▶ [Given instruction]: Render every line of the material below as a numbered list, omitting blank lines and leaving out the pictures.

▶ [Material supplied]:
#####

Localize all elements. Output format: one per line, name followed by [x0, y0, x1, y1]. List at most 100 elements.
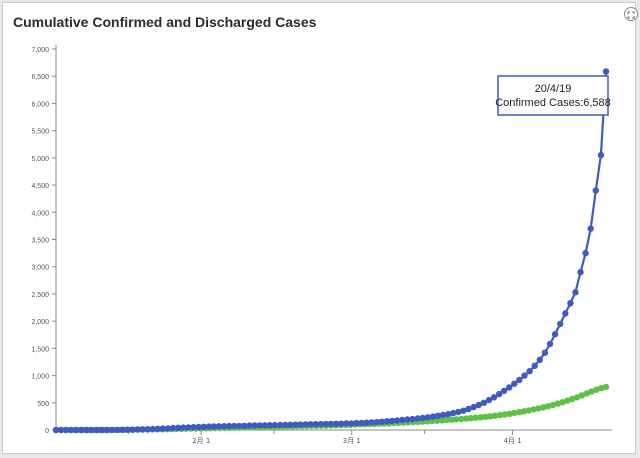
confirmed-point	[159, 425, 167, 432]
y-axis: 0 500 1,000 1,500 2,000 2,500 3,000 3,500 4,000 4…	[31, 45, 57, 435]
confirmed-point	[180, 424, 187, 431]
tooltip-box	[497, 75, 609, 116]
confirmed-point	[399, 416, 406, 424]
y-tick-label: 3,000	[31, 265, 49, 272]
tooltip: 20/4/19 Confirmed Cases:6,588	[495, 75, 611, 116]
discharged-point	[443, 416, 450, 424]
confirmed-point	[460, 407, 467, 414]
confirmed-point	[307, 421, 314, 428]
confirmed-point	[338, 420, 345, 427]
y-tick-label: 5,500	[31, 129, 49, 136]
discharged-point	[511, 409, 518, 417]
confirmed-point	[353, 419, 360, 427]
confirmed-point	[480, 399, 487, 406]
confirmed-point	[108, 426, 116, 434]
y-tick-label: 6,500	[31, 74, 49, 81]
confirmed-point	[378, 418, 386, 425]
confirmed-point	[251, 422, 258, 429]
confirmed-point	[602, 68, 610, 75]
y-tick-label: 4,500	[31, 183, 49, 190]
discharged-point	[569, 395, 576, 403]
confirmed-point	[455, 408, 462, 416]
confirmed-point	[562, 310, 569, 317]
confirmed-point	[332, 420, 340, 427]
confirmed-point	[68, 426, 75, 434]
confirmed-point	[52, 426, 60, 434]
confirmed-point	[88, 426, 95, 434]
confirmed-point	[149, 425, 156, 433]
confirmed-point	[200, 423, 207, 430]
confirmed-point	[485, 396, 493, 404]
discharged-point	[578, 392, 586, 399]
confirmed-point	[470, 403, 477, 411]
confirmed-point	[302, 421, 309, 428]
confirmed-point	[119, 426, 126, 433]
tooltip-value: Confirmed Cases:6,588	[495, 97, 611, 109]
discharged-point	[501, 411, 508, 418]
confirmed-point	[541, 349, 549, 356]
confirmed-point	[144, 426, 151, 433]
discharged-point	[544, 403, 552, 410]
confirmed-point	[546, 340, 554, 348]
confirmed-point	[282, 421, 289, 429]
confirmed-point	[434, 412, 442, 419]
confirmed-point	[358, 419, 365, 427]
confirmed-point	[592, 187, 599, 194]
confirmed-point	[225, 422, 233, 430]
confirmed-point	[256, 422, 263, 429]
discharged-point	[559, 399, 566, 406]
confirmed-point	[577, 269, 584, 276]
confirmed-point	[536, 356, 543, 363]
confirmed-point	[246, 422, 253, 429]
confirmed-point	[516, 376, 523, 384]
confirmed-point	[490, 394, 498, 401]
confirmed-point	[582, 249, 589, 257]
tooltip-date: 20/4/19	[535, 83, 572, 95]
confirmed-point	[506, 384, 513, 391]
confirmed-point	[521, 372, 528, 379]
discharged-point	[583, 390, 590, 397]
series-layer	[52, 68, 610, 434]
y-tick-label: 500	[37, 401, 49, 408]
confirmed-point	[241, 422, 248, 429]
confirmed-point	[388, 417, 396, 425]
y-tick-label: 2,500	[31, 292, 49, 299]
discharged-point	[602, 383, 610, 391]
confirmed-point	[383, 418, 391, 425]
confirmed-point	[531, 362, 538, 369]
discharged-point	[540, 404, 547, 411]
confirmed-point	[587, 225, 594, 232]
y-tick-label: 5,000	[31, 156, 49, 163]
x-tick-label: 4月 1	[504, 437, 522, 445]
confirmed-point	[322, 420, 330, 428]
y-tick-label: 3,500	[31, 238, 49, 245]
confirmed-point	[169, 424, 177, 432]
confirmed-point	[511, 380, 518, 387]
confirmed-point	[373, 418, 380, 426]
confirmed-point	[439, 411, 447, 419]
confirmed-point	[164, 425, 172, 432]
discharged-point	[477, 414, 484, 421]
confirmed-point	[414, 415, 421, 422]
confirmed-point	[495, 390, 503, 398]
confirmed-point	[394, 417, 401, 424]
confirmed-point	[139, 426, 146, 433]
discharged-point	[549, 401, 557, 409]
confirmed-point	[261, 422, 268, 429]
confirmed-point	[327, 420, 335, 428]
confirmed-point	[557, 320, 564, 328]
discharged-point	[491, 412, 499, 419]
discharged-point	[593, 386, 600, 393]
expand-icon[interactable]	[624, 7, 638, 21]
confirmed-point	[424, 414, 431, 421]
discharged-point	[525, 407, 532, 414]
confirmed-point	[444, 411, 452, 418]
discharged-point	[496, 411, 504, 419]
discharged-point	[564, 397, 571, 404]
confirmed-point	[450, 409, 457, 417]
confirmed-point	[175, 424, 182, 431]
confirmed-point	[297, 421, 304, 428]
confirmed-point	[363, 419, 370, 426]
confirmed-point	[419, 414, 426, 422]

#####

▶ [Final answer]:
1. Localize all elements. Output format: one per line, name followed by [x0, y0, x1, y1]. List at most 100 elements.
2. confirmed-point	[159, 425, 167, 432]
3. y-axis: 0 500 1,000 1,500 2,000 2,500 3,000 3,500 4,000 4…	[31, 45, 57, 435]
4. confirmed-point	[180, 424, 187, 431]
5. tooltip-box	[497, 75, 609, 116]
6. confirmed-point	[399, 416, 406, 424]
7. y-tick-label: 3,000	[31, 265, 49, 272]
8. tooltip: 20/4/19 Confirmed Cases:6,588	[495, 75, 611, 116]
9. discharged-point	[443, 416, 450, 424]
10. confirmed-point	[460, 407, 467, 414]
11. confirmed-point	[307, 421, 314, 428]
12. confirmed-point	[338, 420, 345, 427]
13. y-tick-label: 5,500	[31, 129, 49, 136]
14. discharged-point	[511, 409, 518, 417]
15. confirmed-point	[353, 419, 360, 427]
16. confirmed-point	[480, 399, 487, 406]
17. confirmed-point	[108, 426, 116, 434]
18. y-tick-label: 6,500	[31, 74, 49, 81]
19. confirmed-point	[378, 418, 386, 425]
20. confirmed-point	[251, 422, 258, 429]
21. confirmed-point	[602, 68, 610, 75]
22. y-tick-label: 4,500	[31, 183, 49, 190]
23. discharged-point	[569, 395, 576, 403]
24. confirmed-point	[455, 408, 462, 416]
25. confirmed-point	[562, 310, 569, 317]
26. confirmed-point	[332, 420, 340, 427]
27. confirmed-point	[68, 426, 75, 434]
28. confirmed-point	[52, 426, 60, 434]
29. confirmed-point	[88, 426, 95, 434]
30. confirmed-point	[149, 425, 156, 433]
31. confirmed-point	[200, 423, 207, 430]
32. confirmed-point	[485, 396, 493, 404]
33. discharged-point	[578, 392, 586, 399]
34. confirmed-point	[470, 403, 477, 411]
35. confirmed-point	[302, 421, 309, 428]
36. confirmed-point	[119, 426, 126, 433]
37. tooltip-value: Confirmed Cases:6,588	[495, 97, 611, 109]
38. discharged-point	[501, 411, 508, 418]
39. confirmed-point	[541, 349, 549, 356]
40. confirmed-point	[144, 426, 151, 433]
41. discharged-point	[544, 403, 552, 410]
42. confirmed-point	[546, 340, 554, 348]
43. confirmed-point	[282, 421, 289, 429]
44. confirmed-point	[434, 412, 442, 419]
45. confirmed-point	[358, 419, 365, 427]
46. confirmed-point	[592, 187, 599, 194]
47. confirmed-point	[225, 422, 233, 430]
48. confirmed-point	[256, 422, 263, 429]
49. discharged-point	[559, 399, 566, 406]
50. confirmed-point	[577, 269, 584, 276]
51. confirmed-point	[536, 356, 543, 363]
52. confirmed-point	[246, 422, 253, 429]
53. confirmed-point	[516, 376, 523, 384]
54. confirmed-point	[490, 394, 498, 401]
55. confirmed-point	[582, 249, 589, 257]
56. tooltip-date: 20/4/19	[535, 83, 572, 95]
57. confirmed-point	[506, 384, 513, 391]
58. confirmed-point	[521, 372, 528, 379]
59. discharged-point	[583, 390, 590, 397]
60. series-layer	[52, 68, 610, 434]
61. y-tick-label: 500	[37, 401, 49, 408]
62. confirmed-point	[241, 422, 248, 429]
63. confirmed-point	[388, 417, 396, 425]
64. y-tick-label: 2,500	[31, 292, 49, 299]
65. discharged-point	[602, 383, 610, 391]
66. confirmed-point	[383, 418, 391, 425]
67. confirmed-point	[531, 362, 538, 369]
68. discharged-point	[540, 404, 547, 411]
69. confirmed-point	[587, 225, 594, 232]
70. y-tick-label: 5,000	[31, 156, 49, 163]
71. x-tick-label: 4月 1	[504, 437, 522, 445]
72. confirmed-point	[322, 420, 330, 428]
73. y-tick-label: 3,500	[31, 238, 49, 245]
74. confirmed-point	[169, 424, 177, 432]
75. confirmed-point	[511, 380, 518, 387]
76. confirmed-point	[373, 418, 380, 426]
77. confirmed-point	[439, 411, 447, 419]
78. confirmed-point	[164, 425, 172, 432]
79. discharged-point	[477, 414, 484, 421]
80. confirmed-point	[414, 415, 421, 422]
81. confirmed-point	[495, 390, 503, 398]
82. confirmed-point	[394, 417, 401, 424]
83. confirmed-point	[139, 426, 146, 433]
84. discharged-point	[549, 401, 557, 409]
85. confirmed-point	[261, 422, 268, 429]
86. confirmed-point	[327, 420, 335, 428]
87. confirmed-point	[557, 320, 564, 328]
88. discharged-point	[491, 412, 499, 419]
89. discharged-point	[593, 386, 600, 393]
90. expand-icon[interactable]	[624, 7, 638, 21]
91. confirmed-point	[424, 414, 431, 421]
92. discharged-point	[525, 407, 532, 414]
93. confirmed-point	[444, 411, 452, 418]
94. discharged-point	[496, 411, 504, 419]
95. discharged-point	[564, 397, 571, 404]
96. confirmed-point	[450, 409, 457, 417]
97. confirmed-point	[175, 424, 182, 431]
98. confirmed-point	[297, 421, 304, 428]
99. confirmed-point	[363, 419, 370, 426]
100. confirmed-point	[419, 414, 426, 422]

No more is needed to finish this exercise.